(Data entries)
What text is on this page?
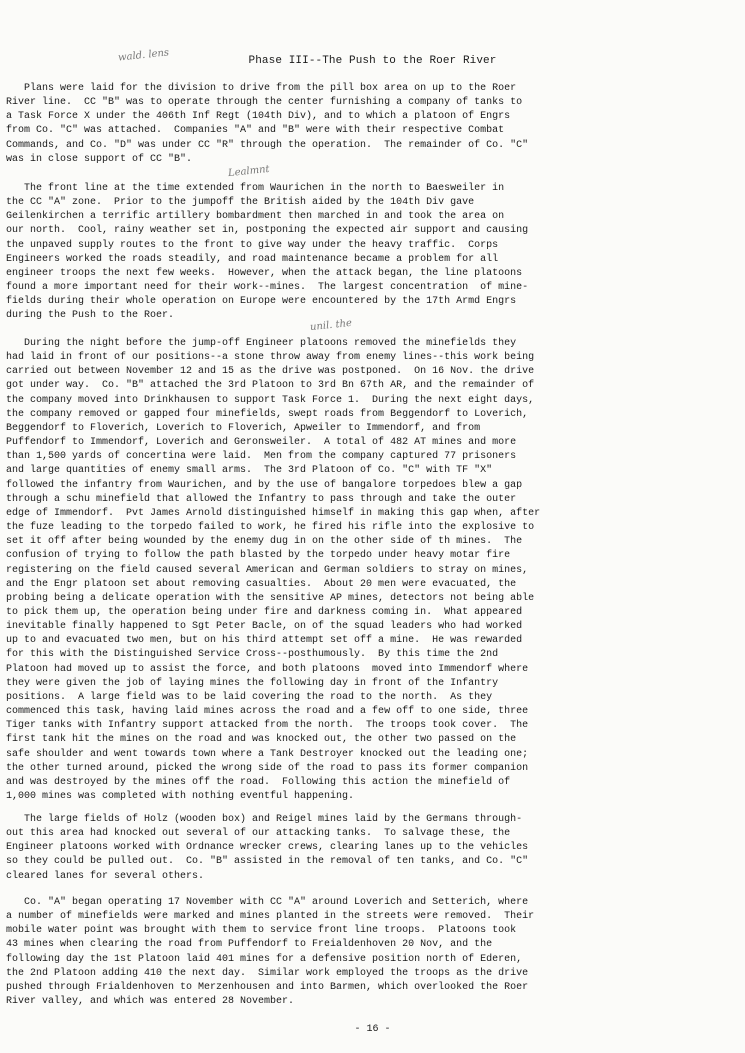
wald. lens	Phase III--The Push to the Roer River
Plans were laid for the division to drive from the pill box area on up to the Roer
River line.  CC "B" was to operate through the center furnishing a company of tanks to
a Task Force X under the 406th Inf Regt (104th Div), and to which a platoon of Engrs
from Co. "C" was attached.  Companies "A" and "B" were with their respective Combat
Commands, and Co. "D" was under CC "R" through the operation.  The remainder of Co. "C"
was in close support of CC "B".
Lealmnt
The front line at the time extended from Waurichen in the north to Baesweiler in
the CC "A" zone.  Prior to the jumpoff the British aided by the 104th Div gave
Geilenkirchen a terrific artillery bombardment then marched in and took the area on
our north.  Cool, rainy weather set in, postponing the expected air support and causing
the unpaved supply routes to the front to give way under the heavy traffic.  Corps
Engineers worked the roads steadily, and road maintenance became a problem for all
engineer troops the next few weeks.  However, when the attack began, the line platoons
found a more important need for their work--mines.  The largest concentration  of mine-
fields during their whole operation on Europe were encountered by the 17th Armd Engrs
during the Push to the Roer.
unil. the
During the night before the jump-off Engineer platoons removed the minefields they
had laid in front of our positions--a stone throw away from enemy lines--this work being
carried out between November 12 and 15 as the drive was postponed.  On 16 Nov. the drive
got under way.  Co. "B" attached the 3rd Platoon to 3rd Bn 67th AR, and the remainder of
the company moved into Drinkhausen to support Task Force 1.  During the next eight days,
the company removed or gapped four minefields, swept roads from Beggendorf to Loverich,
Beggendorf to Floverich, Loverich to Floverich, Apweiler to Immendorf, and from
Puffendorf to Immendorf, Loverich and Geronsweiler.  A total of 482 AT mines and more
than 1,500 yards of concertina were laid.  Men from the company captured 77 prisoners
and large quantities of enemy small arms.  The 3rd Platoon of Co. "C" with TF "X"
followed the infantry from Waurichen, and by the use of bangalore torpedoes blew a gap
through a schu minefield that allowed the Infantry to pass through and take the outer
edge of Immendorf.  Pvt James Arnold distinguished himself in making this gap when, after
the fuze leading to the torpedo failed to work, he fired his rifle into the explosive to
set it off after being wounded by the enemy dug in on the other side of th mines.  The
confusion of trying to follow the path blasted by the torpedo under heavy motar fire
registering on the field caused several American and German soldiers to stray on mines,
and the Engr platoon set about removing casualties.  About 20 men were evacuated, the
probing being a delicate operation with the sensitive AP mines, detectors not being able
to pick them up, the operation being under fire and darkness coming in.  What appeared
inevitable finally happened to Sgt Peter Bacle, on of the squad leaders who had worked
up to and evacuated two men, but on his third attempt set off a mine.  He was rewarded
for this with the Distinguished Service Cross--posthumously.  By this time the 2nd
Platoon had moved up to assist the force, and both platoons  moved into Immendorf where
they were given the job of laying mines the following day in front of the Infantry
positions.  A large field was to be laid covering the road to the north.  As they
commenced this task, having laid mines across the road and a few off to one side, three
Tiger tanks with Infantry support attacked from the north.  The troops took cover.  The
first tank hit the mines on the road and was knocked out, the other two passed on the
safe shoulder and went towards town where a Tank Destroyer knocked out the leading one;
the other turned around, picked the wrong side of the road to pass its former companion
and was destroyed by the mines off the road.  Following this action the minefield of
1,000 mines was completed with nothing eventful happening.
The large fields of Holz (wooden box) and Reigel mines laid by the Germans through-
out this area had knocked out several of our attacking tanks.  To salvage these, the
Engineer platoons worked with Ordnance wrecker crews, clearing lanes up to the vehicles
so they could be pulled out.  Co. "B" assisted in the removal of ten tanks, and Co. "C"
cleared lanes for several others.
Co. "A" began operating 17 November with CC "A" around Loverich and Setterich, where
a number of minefields were marked and mines planted in the streets were removed.  Their
mobile water point was brought with them to service front line troops.  Platoons took
43 mines when clearing the road from Puffendorf to Freialdenhoven 20 Nov, and the
following day the 1st Platoon laid 401 mines for a defensive position north of Ederen,
the 2nd Platoon adding 410 the next day.  Similar work employed the troops as the drive
pushed through Frialdenhoven to Merzenhousen and into Barmen, which overlooked the Roer
River valley, and which was entered 28 November.
- 16 -
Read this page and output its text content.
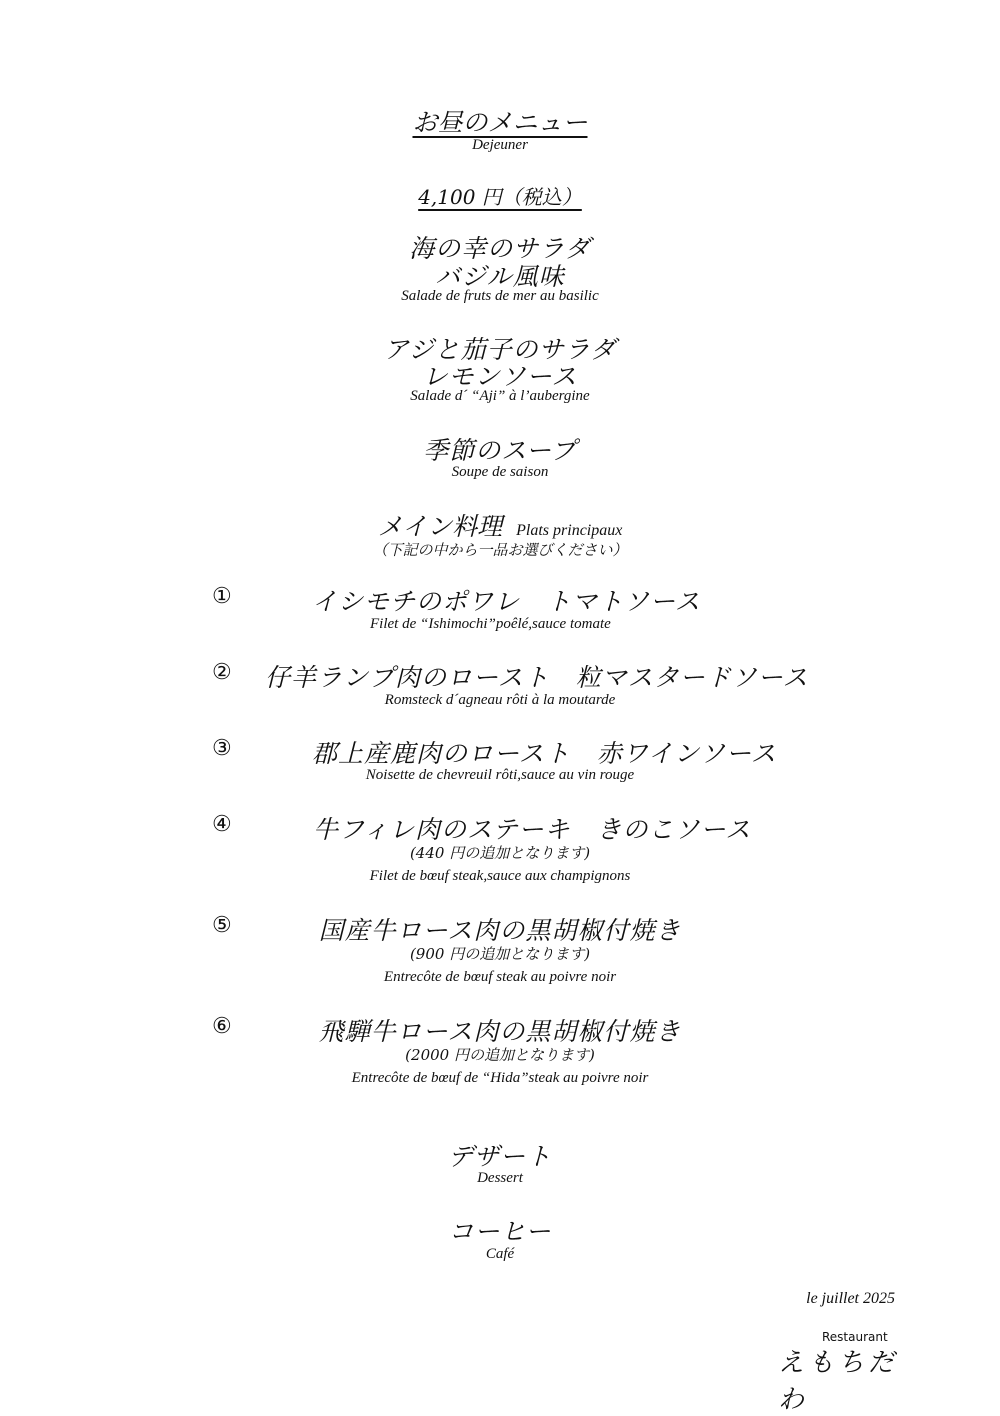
お昼のメニュー
Dejeuner
4,100 円（税込）
海の幸のサラダ
バジル風味
Salade de fruts de mer au basilic
アジと茄子のサラダ
レモンソース
Salade d´ “Aji” à l’aubergine
季節のスープ
Soupe de saison
メイン料理 Plats principaux
（下記の中から一品お選びください）
①	イシモチのポワレ　トマトソース
Filet de “Ishimochi”poêlé,sauce tomate
② 仔羊ランプ肉のロースト　粒マスタードソース
Romsteck d´agneau rôti à la moutarde
③	郡上産鹿肉のロースト　赤ワインソース
Noisette de chevreuil rôti,sauce au vin rouge
④	牛フィレ肉のステーキ　きのこソース
(440 円の追加となります)
Filet de bœuf steak,sauce aux champignons
⑤	国産牛ロース肉の黒胡椒付焼き
(900 円の追加となります)
Entrecôte de bœuf steak au poivre noir
⑥	飛騨牛ロース肉の黒胡椒付焼き
(2000 円の追加となります)
Entrecôte de bœuf de “Hida”steak au poivre noir
デザート
Dessert
コーヒー
Café
le juillet 2025
Restaurant
えもちだわ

= Written task =
Where a line above includes "円の追加となります", copy that line.

= Correct output =
(440 円の追加となります)
(900 円の追加となります)
(2000 円の追加となります)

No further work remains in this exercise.